Retype the data that follows line by line, exactly, and leave its pictures out.
begin
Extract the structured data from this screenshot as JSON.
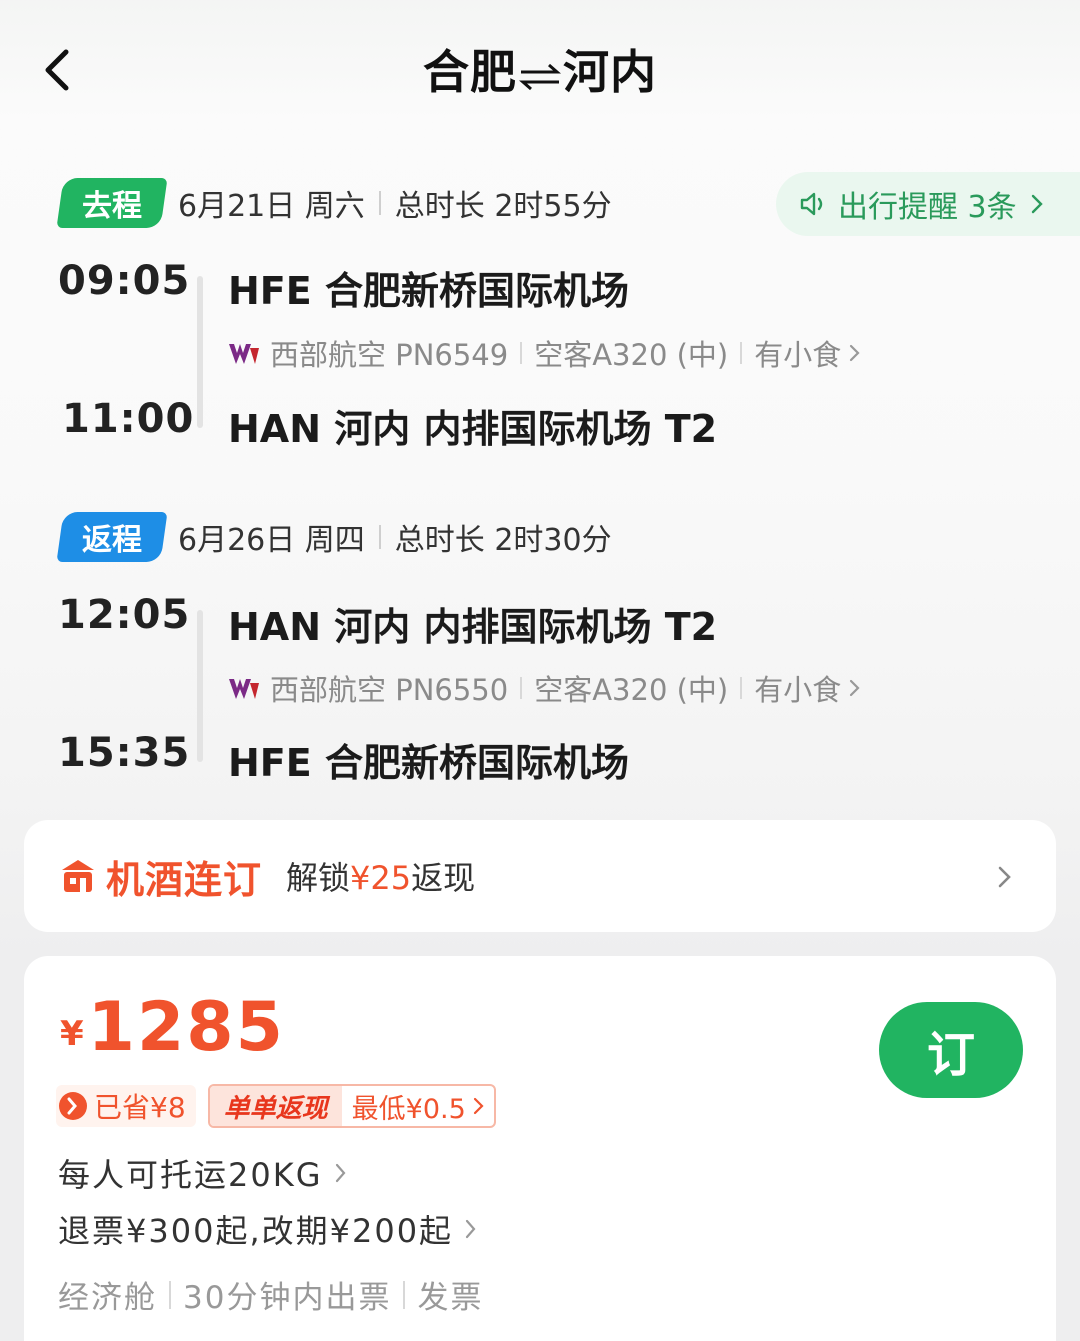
{
  "header": {
    "from": "合肥",
    "to": "河内"
  },
  "reminder": {
    "label": "出行提醒 3条"
  },
  "outbound": {
    "tag": "去程",
    "date": "6月21日 周六",
    "duration": "总时长 2时55分",
    "depart_time": "09:05",
    "depart_airport": "HFE 合肥新桥国际机场",
    "airline": "西部航空 PN6549",
    "aircraft": "空客A320 (中)",
    "meal": "有小食",
    "arrive_time": "11:00",
    "arrive_airport": "HAN 河内 内排国际机场 T2"
  },
  "return": {
    "tag": "返程",
    "date": "6月26日 周四",
    "duration": "总时长 2时30分",
    "depart_time": "12:05",
    "depart_airport": "HAN 河内 内排国际机场 T2",
    "airline": "西部航空 PN6550",
    "aircraft": "空客A320 (中)",
    "meal": "有小食",
    "arrive_time": "15:35",
    "arrive_airport": "HFE 合肥新桥国际机场"
  },
  "package": {
    "title": "机酒连订",
    "sub_prefix": "解锁",
    "sub_amount": "¥25",
    "sub_suffix": "返现"
  },
  "price_card": {
    "currency": "¥",
    "price": "1285",
    "book_label": "订",
    "saved": "已省¥8",
    "cashback_label": "单单返现",
    "cashback_min": "最低¥0.5",
    "baggage": "每人可托运20KG",
    "refund": "退票¥300起,改期¥200起",
    "cabin": "经济舱",
    "ticketing": "30分钟内出票",
    "invoice": "发票"
  },
  "colors": {
    "green": "#21b461",
    "blue": "#1e8ee6",
    "orange": "#f0532d"
  }
}
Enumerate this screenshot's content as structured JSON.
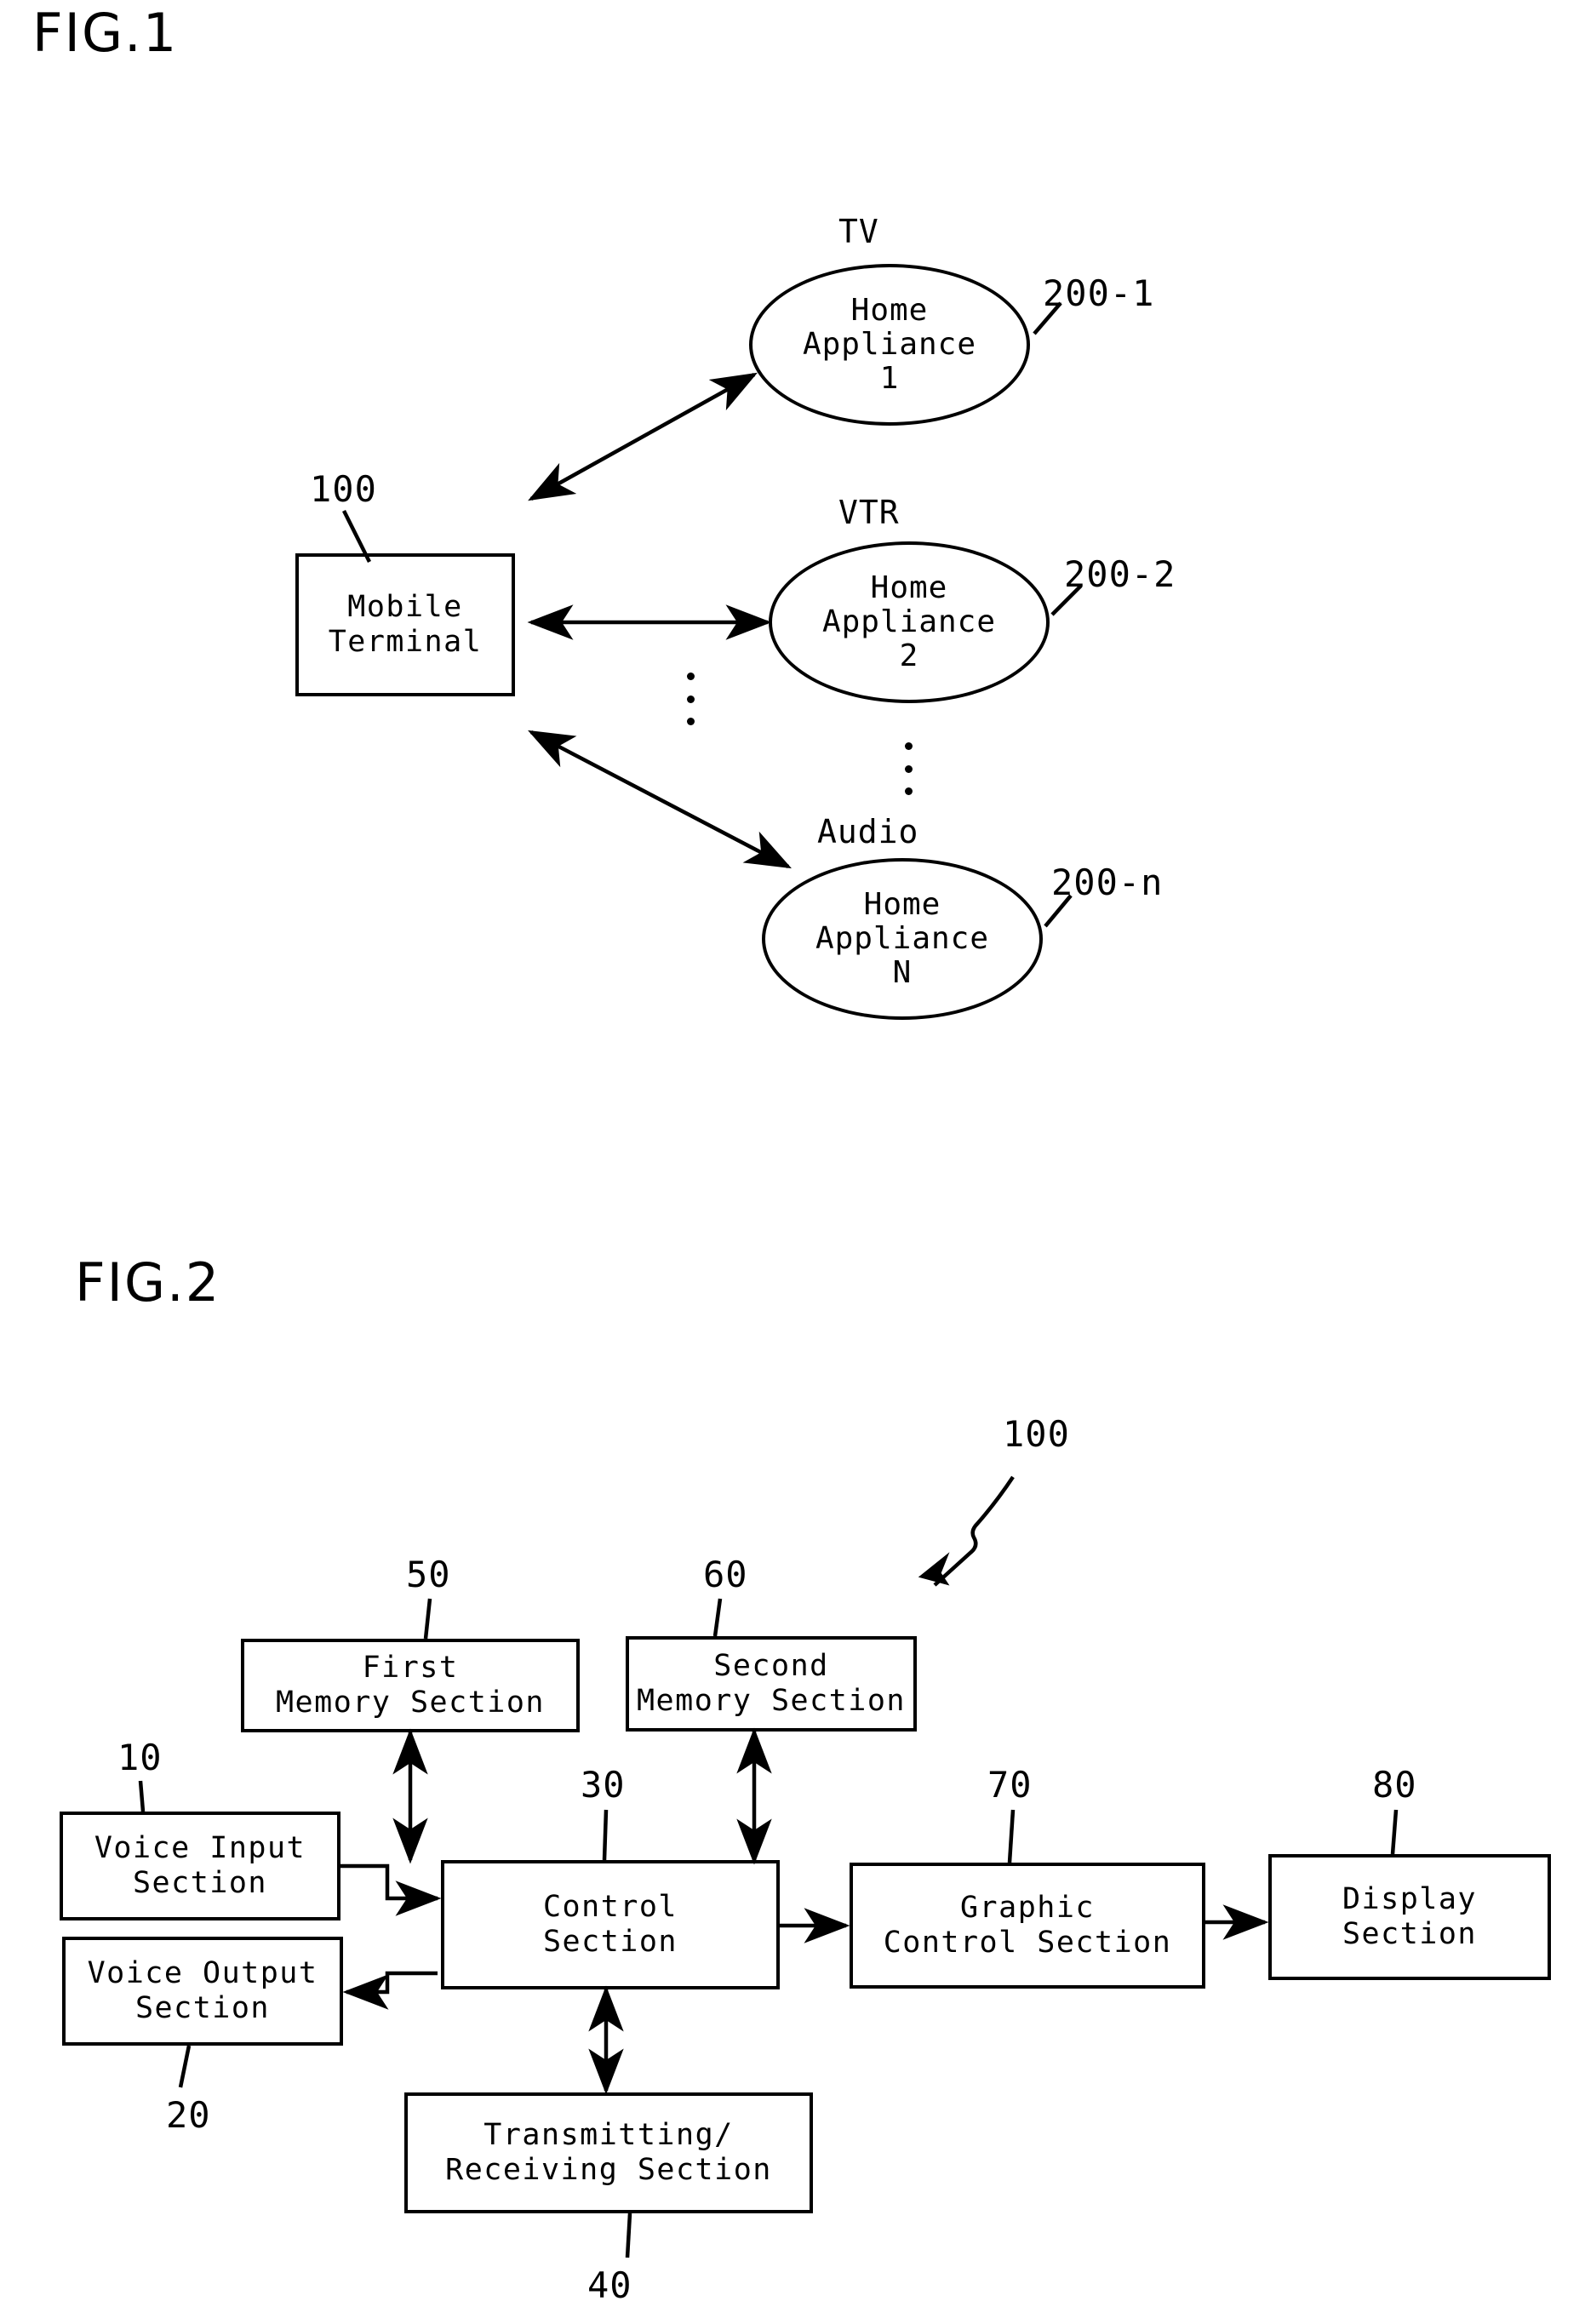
{
  "figures": [
    {
      "id": "fig1",
      "title": "FIG.1",
      "terminal": {
        "ref": "100",
        "line1": "Mobile",
        "line2": "Terminal"
      },
      "appliances": [
        {
          "caption": "TV",
          "line1": "Home",
          "line2": "Appliance",
          "line3": "1",
          "ref": "200-1"
        },
        {
          "caption": "VTR",
          "line1": "Home",
          "line2": "Appliance",
          "line3": "2",
          "ref": "200-2"
        },
        {
          "caption": "Audio",
          "line1": "Home",
          "line2": "Appliance",
          "line3": "N",
          "ref": "200-n"
        }
      ],
      "ellipsis": "⋮"
    },
    {
      "id": "fig2",
      "title": "FIG.2",
      "system_ref": "100",
      "blocks": [
        {
          "key": "voice_input",
          "ref": "10",
          "line1": "Voice Input",
          "line2": "Section"
        },
        {
          "key": "voice_output",
          "ref": "20",
          "line1": "Voice Output",
          "line2": "Section"
        },
        {
          "key": "control",
          "ref": "30",
          "line1": "Control",
          "line2": "Section"
        },
        {
          "key": "transceiver",
          "ref": "40",
          "line1": "Transmitting/",
          "line2": "Receiving Section"
        },
        {
          "key": "first_memory",
          "ref": "50",
          "line1": "First",
          "line2": "Memory Section"
        },
        {
          "key": "second_memory",
          "ref": "60",
          "line1": "Second",
          "line2": "Memory Section"
        },
        {
          "key": "graphic",
          "ref": "70",
          "line1": "Graphic",
          "line2": "Control Section"
        },
        {
          "key": "display",
          "ref": "80",
          "line1": "Display",
          "line2": "Section"
        }
      ]
    }
  ],
  "colors": {
    "ink": "#000000",
    "paper": "#ffffff"
  }
}
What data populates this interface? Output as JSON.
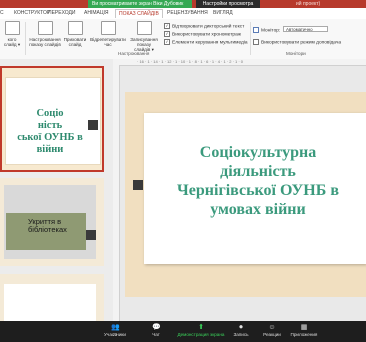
{
  "window": {
    "title_hint": "ий проект)",
    "share_banner": "Ви просматриваете экран Віки Дубовик",
    "share_settings": "Настройки просмотра"
  },
  "tabs": [
    {
      "label": "С"
    },
    {
      "label": "КОНСТРУКТОР"
    },
    {
      "label": "ПЕРЕХОДИ"
    },
    {
      "label": "АНІМАЦІЯ"
    },
    {
      "label": "ПОКАЗ СЛАЙДІВ"
    },
    {
      "label": "РЕЦЕНЗУВАННЯ"
    },
    {
      "label": "ВИГЛЯД"
    }
  ],
  "ribbon": {
    "buttons": [
      {
        "label": "кого\nслайд ▾"
      },
      {
        "label": "Настроювання\nпоказу слайдів"
      },
      {
        "label": "Приховати\nслайд"
      },
      {
        "label": "Відрепетирувати\nчас"
      },
      {
        "label": "Записування\nпоказу\nслайдів ▾"
      }
    ],
    "group_setup": "Настроювання",
    "checkboxes": [
      {
        "label": "Відтворювати дикторський текст",
        "checked": "✓"
      },
      {
        "label": "Використовувати хронометраж",
        "checked": "✓"
      },
      {
        "label": "Елементи керування мультимедіа",
        "checked": "✓"
      }
    ],
    "monitor_label": "Монітор:",
    "monitor_value": "Автоматично",
    "presenter_view": "Використовувати режим доповідача",
    "group_monitors": "Монітори"
  },
  "thumbnails": {
    "slide1_title": "Соціо\nність\nської ОУНБ в\nвійни",
    "slide2_title": "Укриття в\nбібліотеках"
  },
  "ruler": "· 16 · 1 · 14 · 1 · 12 · 1 · 10 · 1 · 8 · 1 · 6 · 1 · 4 · 1 · 2 · 1 · 0",
  "slide": {
    "title_lines": [
      "Соціокультурна",
      "діяльність",
      "Чернігівської ОУНБ в",
      "умовах війни"
    ]
  },
  "bottombar": {
    "participants": "Участники",
    "participants_count": "27",
    "chat": "Чат",
    "share": "Демонстрация экрана",
    "record": "Запись",
    "reactions": "Реакции",
    "apps": "Приложения"
  },
  "colors": {
    "accent": "#b73a2c",
    "title_green": "#3b9a7d",
    "share_green": "#34a853"
  }
}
end
* _Full response_
Extract the structured data from this screenshot as JSON.
{
  "header": {
    "from": "合肥",
    "to": "河内"
  },
  "reminder": {
    "label": "出行提醒 3条"
  },
  "outbound": {
    "tag": "去程",
    "date": "6月21日 周六",
    "duration": "总时长 2时55分",
    "depart_time": "09:05",
    "depart_airport": "HFE 合肥新桥国际机场",
    "airline": "西部航空 PN6549",
    "aircraft": "空客A320 (中)",
    "meal": "有小食",
    "arrive_time": "11:00",
    "arrive_airport": "HAN 河内 内排国际机场 T2"
  },
  "return": {
    "tag": "返程",
    "date": "6月26日 周四",
    "duration": "总时长 2时30分",
    "depart_time": "12:05",
    "depart_airport": "HAN 河内 内排国际机场 T2",
    "airline": "西部航空 PN6550",
    "aircraft": "空客A320 (中)",
    "meal": "有小食",
    "arrive_time": "15:35",
    "arrive_airport": "HFE 合肥新桥国际机场"
  },
  "package": {
    "title": "机酒连订",
    "sub_prefix": "解锁",
    "sub_amount": "¥25",
    "sub_suffix": "返现"
  },
  "price_card": {
    "currency": "¥",
    "price": "1285",
    "book_label": "订",
    "saved": "已省¥8",
    "cashback_label": "单单返现",
    "cashback_min": "最低¥0.5",
    "baggage": "每人可托运20KG",
    "refund": "退票¥300起,改期¥200起",
    "cabin": "经济舱",
    "ticketing": "30分钟内出票",
    "invoice": "发票"
  },
  "colors": {
    "green": "#21b461",
    "blue": "#1e8ee6",
    "orange": "#f0532d"
  }
}
Enumerate this screenshot's content as structured JSON.
{
  "figures": [
    {
      "id": "fig1",
      "title": "FIG.1",
      "terminal": {
        "ref": "100",
        "line1": "Mobile",
        "line2": "Terminal"
      },
      "appliances": [
        {
          "caption": "TV",
          "line1": "Home",
          "line2": "Appliance",
          "line3": "1",
          "ref": "200-1"
        },
        {
          "caption": "VTR",
          "line1": "Home",
          "line2": "Appliance",
          "line3": "2",
          "ref": "200-2"
        },
        {
          "caption": "Audio",
          "line1": "Home",
          "line2": "Appliance",
          "line3": "N",
          "ref": "200-n"
        }
      ],
      "ellipsis": "⋮"
    },
    {
      "id": "fig2",
      "title": "FIG.2",
      "system_ref": "100",
      "blocks": [
        {
          "key": "voice_input",
          "ref": "10",
          "line1": "Voice Input",
          "line2": "Section"
        },
        {
          "key": "voice_output",
          "ref": "20",
          "line1": "Voice Output",
          "line2": "Section"
        },
        {
          "key": "control",
          "ref": "30",
          "line1": "Control",
          "line2": "Section"
        },
        {
          "key": "transceiver",
          "ref": "40",
          "line1": "Transmitting/",
          "line2": "Receiving Section"
        },
        {
          "key": "first_memory",
          "ref": "50",
          "line1": "First",
          "line2": "Memory Section"
        },
        {
          "key": "second_memory",
          "ref": "60",
          "line1": "Second",
          "line2": "Memory Section"
        },
        {
          "key": "graphic",
          "ref": "70",
          "line1": "Graphic",
          "line2": "Control Section"
        },
        {
          "key": "display",
          "ref": "80",
          "line1": "Display",
          "line2": "Section"
        }
      ]
    }
  ],
  "colors": {
    "ink": "#000000",
    "paper": "#ffffff"
  }
}
What data populates this interface? Output as JSON.
{
  "window": {
    "title_hint": "ий проект)",
    "share_banner": "Ви просматриваете экран Віки Дубовик",
    "share_settings": "Настройки просмотра"
  },
  "tabs": [
    {
      "label": "С"
    },
    {
      "label": "КОНСТРУКТОР"
    },
    {
      "label": "ПЕРЕХОДИ"
    },
    {
      "label": "АНІМАЦІЯ"
    },
    {
      "label": "ПОКАЗ СЛАЙДІВ"
    },
    {
      "label": "РЕЦЕНЗУВАННЯ"
    },
    {
      "label": "ВИГЛЯД"
    }
  ],
  "ribbon": {
    "buttons": [
      {
        "label": "кого\nслайд ▾"
      },
      {
        "label": "Настроювання\nпоказу слайдів"
      },
      {
        "label": "Приховати\nслайд"
      },
      {
        "label": "Відрепетирувати\nчас"
      },
      {
        "label": "Записування\nпоказу\nслайдів ▾"
      }
    ],
    "group_setup": "Настроювання",
    "checkboxes": [
      {
        "label": "Відтворювати дикторський текст",
        "checked": "✓"
      },
      {
        "label": "Використовувати хронометраж",
        "checked": "✓"
      },
      {
        "label": "Елементи керування мультимедіа",
        "checked": "✓"
      }
    ],
    "monitor_label": "Монітор:",
    "monitor_value": "Автоматично",
    "presenter_view": "Використовувати режим доповідача",
    "group_monitors": "Монітори"
  },
  "thumbnails": {
    "slide1_title": "Соціо\nність\nської ОУНБ в\nвійни",
    "slide2_title": "Укриття в\nбібліотеках"
  },
  "ruler": "· 16 · 1 · 14 · 1 · 12 · 1 · 10 · 1 · 8 · 1 · 6 · 1 · 4 · 1 · 2 · 1 · 0",
  "slide": {
    "title_lines": [
      "Соціокультурна",
      "діяльність",
      "Чернігівської ОУНБ в",
      "умовах війни"
    ]
  },
  "bottombar": {
    "participants": "Участники",
    "participants_count": "27",
    "chat": "Чат",
    "share": "Демонстрация экрана",
    "record": "Запись",
    "reactions": "Реакции",
    "apps": "Приложения"
  },
  "colors": {
    "accent": "#b73a2c",
    "title_green": "#3b9a7d",
    "share_green": "#34a853"
  }
}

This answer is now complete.